*Set task:*
Each entry below should be echoed exactly, with pictures omitted.

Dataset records
>> Begin

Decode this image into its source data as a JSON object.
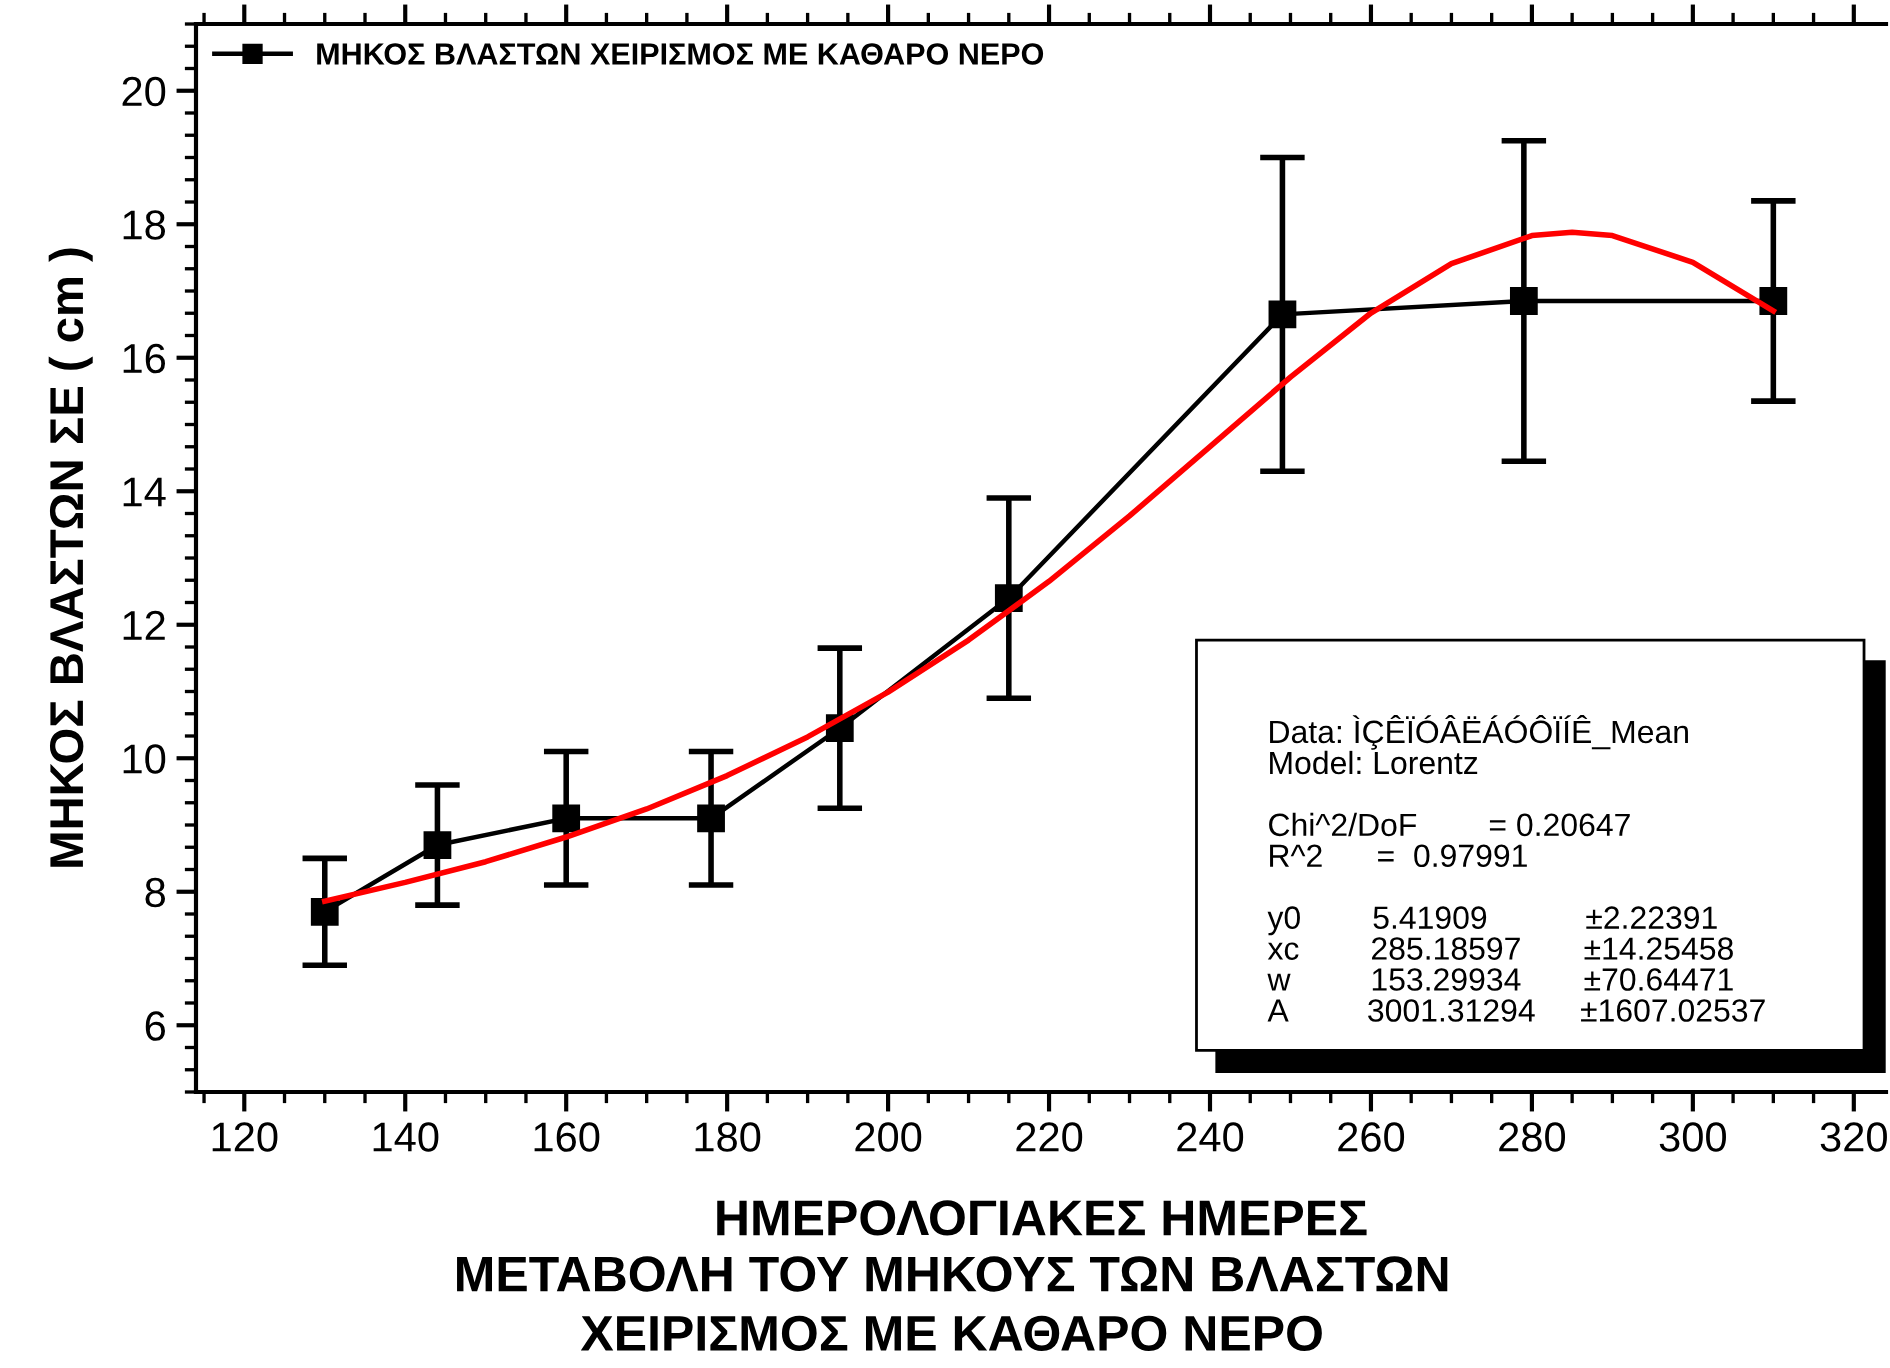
{
  "chart_data": {
    "type": "line",
    "xlabel": "ΗΜΕΡΟΛΟΓΙΑΚΕΣ ΗΜΕΡΕΣ",
    "title": "ΜΕΤΑΒΟΛΗ ΤΟΥ ΜΗΚΟΥΣ ΤΩΝ ΒΛΑΣΤΩΝ\nΧΕΙΡΙΣΜΟΣ ΜΕ ΚΑΘΑΡΟ ΝΕΡΟ",
    "ylabel": "ΜΗΚΟΣ ΒΛΑΣΤΩΝ ΣΕ ( cm )",
    "x": [
      130,
      144,
      160,
      178,
      194,
      215,
      249,
      279,
      310
    ],
    "series": [
      {
        "name": "ΜΗΚΟΣ ΒΛΑΣΤΩΝ ΧΕΙΡΙΣΜΟΣ ΜΕ ΚΑΘΑΡΟ ΝΕΡΟ",
        "color": "#000000",
        "marker": "square",
        "values": [
          7.7,
          8.7,
          9.1,
          9.1,
          10.45,
          12.4,
          16.65,
          16.85,
          16.85
        ],
        "errors": [
          0.8,
          0.9,
          1.0,
          1.0,
          1.2,
          1.5,
          2.35,
          2.4,
          1.5
        ]
      },
      {
        "type": "line",
        "color": "#ff0000",
        "marker": "none",
        "x": [
          130,
          140,
          150,
          160,
          170,
          180,
          190,
          200,
          210,
          220,
          230,
          240,
          250,
          260,
          270,
          280,
          285,
          290,
          300,
          310
        ],
        "values": [
          7.86,
          8.14,
          8.45,
          8.82,
          9.24,
          9.74,
          10.32,
          10.99,
          11.77,
          12.65,
          13.63,
          14.67,
          15.71,
          16.67,
          17.41,
          17.83,
          17.88,
          17.83,
          17.43,
          16.7
        ]
      }
    ],
    "xlim": [
      114,
      324
    ],
    "xticks": [
      120,
      140,
      160,
      180,
      200,
      220,
      240,
      260,
      280,
      300,
      320
    ],
    "ylim": [
      5,
      21
    ],
    "yticks": [
      6,
      8,
      10,
      12,
      14,
      16,
      18,
      20
    ],
    "grid": false,
    "legend": "top left",
    "annotations": [
      "Data: ÌÇÊÏÓÂËÁÓÔÏÍÊ_Mean\nModel: Lorentz\n\nChi^2/DoF        = 0.20647\nR^2      =  0.97991\n\ny0        5.41909           ±2.22391\nxc        285.18597       ±14.25458\nw         153.29934       ±70.64471\nA         3001.31294     ±1607.02537"
    ]
  }
}
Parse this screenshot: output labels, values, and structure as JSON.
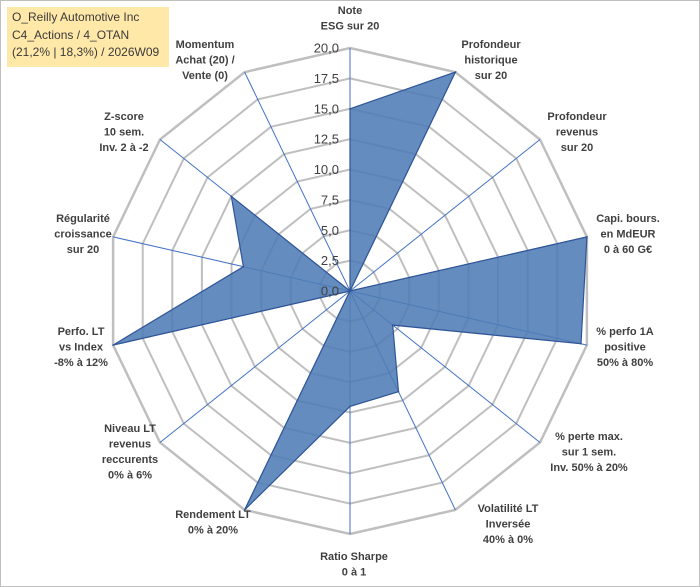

>> End

*Answer to the exercise:*
Decode this image into its source data as a JSON object.
{
  "chart_data": {
    "type": "line",
    "xlabel": "ΗΜΕΡΟΛΟΓΙΑΚΕΣ ΗΜΕΡΕΣ",
    "title": "ΜΕΤΑΒΟΛΗ ΤΟΥ ΜΗΚΟΥΣ ΤΩΝ ΒΛΑΣΤΩΝ\nΧΕΙΡΙΣΜΟΣ ΜΕ ΚΑΘΑΡΟ ΝΕΡΟ",
    "ylabel": "ΜΗΚΟΣ ΒΛΑΣΤΩΝ ΣΕ ( cm )",
    "x": [
      130,
      144,
      160,
      178,
      194,
      215,
      249,
      279,
      310
    ],
    "series": [
      {
        "name": "ΜΗΚΟΣ ΒΛΑΣΤΩΝ ΧΕΙΡΙΣΜΟΣ ΜΕ ΚΑΘΑΡΟ ΝΕΡΟ",
        "color": "#000000",
        "marker": "square",
        "values": [
          7.7,
          8.7,
          9.1,
          9.1,
          10.45,
          12.4,
          16.65,
          16.85,
          16.85
        ],
        "errors": [
          0.8,
          0.9,
          1.0,
          1.0,
          1.2,
          1.5,
          2.35,
          2.4,
          1.5
        ]
      },
      {
        "type": "line",
        "color": "#ff0000",
        "marker": "none",
        "x": [
          130,
          140,
          150,
          160,
          170,
          180,
          190,
          200,
          210,
          220,
          230,
          240,
          250,
          260,
          270,
          280,
          285,
          290,
          300,
          310
        ],
        "values": [
          7.86,
          8.14,
          8.45,
          8.82,
          9.24,
          9.74,
          10.32,
          10.99,
          11.77,
          12.65,
          13.63,
          14.67,
          15.71,
          16.67,
          17.41,
          17.83,
          17.88,
          17.83,
          17.43,
          16.7
        ]
      }
    ],
    "xlim": [
      114,
      324
    ],
    "xticks": [
      120,
      140,
      160,
      180,
      200,
      220,
      240,
      260,
      280,
      300,
      320
    ],
    "ylim": [
      5,
      21
    ],
    "yticks": [
      6,
      8,
      10,
      12,
      14,
      16,
      18,
      20
    ],
    "grid": false,
    "legend": "top left",
    "annotations": [
      "Data: ÌÇÊÏÓÂËÁÓÔÏÍÊ_Mean\nModel: Lorentz\n\nChi^2/DoF        = 0.20647\nR^2      =  0.97991\n\ny0        5.41909           ±2.22391\nxc        285.18597       ±14.25458\nw         153.29934       ±70.64471\nA         3001.31294     ±1607.02537"
    ]
  }
}
Parse this screenshot: output labels, values, and structure as JSON.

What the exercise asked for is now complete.